-------- MATERIAL PROVIDED --------

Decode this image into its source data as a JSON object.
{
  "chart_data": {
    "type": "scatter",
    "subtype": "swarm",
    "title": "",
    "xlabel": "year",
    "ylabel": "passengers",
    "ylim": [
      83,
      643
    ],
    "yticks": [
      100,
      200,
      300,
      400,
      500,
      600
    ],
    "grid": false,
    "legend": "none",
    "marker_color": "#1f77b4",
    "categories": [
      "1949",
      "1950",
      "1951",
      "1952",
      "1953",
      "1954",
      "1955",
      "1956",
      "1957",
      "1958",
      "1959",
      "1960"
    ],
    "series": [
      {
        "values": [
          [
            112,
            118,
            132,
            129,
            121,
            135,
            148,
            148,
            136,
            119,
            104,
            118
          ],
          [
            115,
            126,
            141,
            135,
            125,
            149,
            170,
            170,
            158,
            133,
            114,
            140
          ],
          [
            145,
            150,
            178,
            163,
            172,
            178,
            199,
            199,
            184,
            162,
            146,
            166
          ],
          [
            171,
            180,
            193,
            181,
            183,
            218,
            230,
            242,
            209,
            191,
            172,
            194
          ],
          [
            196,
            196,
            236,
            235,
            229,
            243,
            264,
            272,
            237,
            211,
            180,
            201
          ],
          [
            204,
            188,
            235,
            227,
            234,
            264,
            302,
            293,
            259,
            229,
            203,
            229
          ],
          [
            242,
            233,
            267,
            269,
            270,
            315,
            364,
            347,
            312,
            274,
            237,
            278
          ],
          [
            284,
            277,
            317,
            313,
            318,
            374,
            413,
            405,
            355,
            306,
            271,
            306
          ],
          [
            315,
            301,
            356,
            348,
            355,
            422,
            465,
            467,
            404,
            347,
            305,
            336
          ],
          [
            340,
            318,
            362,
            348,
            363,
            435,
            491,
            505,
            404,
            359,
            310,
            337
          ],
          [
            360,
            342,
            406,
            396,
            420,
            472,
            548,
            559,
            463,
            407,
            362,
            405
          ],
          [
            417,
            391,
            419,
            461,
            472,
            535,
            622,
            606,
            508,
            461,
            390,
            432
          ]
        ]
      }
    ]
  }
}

--------

Reproduce the records above exactly.

Decode this image into its source data as a JSON object.
{
  "chart_data": {
    "type": "scatter",
    "subtype": "swarm",
    "title": "",
    "xlabel": "year",
    "ylabel": "passengers",
    "ylim": [
      83,
      643
    ],
    "yticks": [
      100,
      200,
      300,
      400,
      500,
      600
    ],
    "grid": false,
    "legend": "none",
    "marker_color": "#1f77b4",
    "categories": [
      "1949",
      "1950",
      "1951",
      "1952",
      "1953",
      "1954",
      "1955",
      "1956",
      "1957",
      "1958",
      "1959",
      "1960"
    ],
    "series": [
      {
        "values": [
          [
            112,
            118,
            132,
            129,
            121,
            135,
            148,
            148,
            136,
            119,
            104,
            118
          ],
          [
            115,
            126,
            141,
            135,
            125,
            149,
            170,
            170,
            158,
            133,
            114,
            140
          ],
          [
            145,
            150,
            178,
            163,
            172,
            178,
            199,
            199,
            184,
            162,
            146,
            166
          ],
          [
            171,
            180,
            193,
            181,
            183,
            218,
            230,
            242,
            209,
            191,
            172,
            194
          ],
          [
            196,
            196,
            236,
            235,
            229,
            243,
            264,
            272,
            237,
            211,
            180,
            201
          ],
          [
            204,
            188,
            235,
            227,
            234,
            264,
            302,
            293,
            259,
            229,
            203,
            229
          ],
          [
            242,
            233,
            267,
            269,
            270,
            315,
            364,
            347,
            312,
            274,
            237,
            278
          ],
          [
            284,
            277,
            317,
            313,
            318,
            374,
            413,
            405,
            355,
            306,
            271,
            306
          ],
          [
            315,
            301,
            356,
            348,
            355,
            422,
            465,
            467,
            404,
            347,
            305,
            336
          ],
          [
            340,
            318,
            362,
            348,
            363,
            435,
            491,
            505,
            404,
            359,
            310,
            337
          ],
          [
            360,
            342,
            406,
            396,
            420,
            472,
            548,
            559,
            463,
            407,
            362,
            405
          ],
          [
            417,
            391,
            419,
            461,
            472,
            535,
            622,
            606,
            508,
            461,
            390,
            432
          ]
        ]
      }
    ]
  }
}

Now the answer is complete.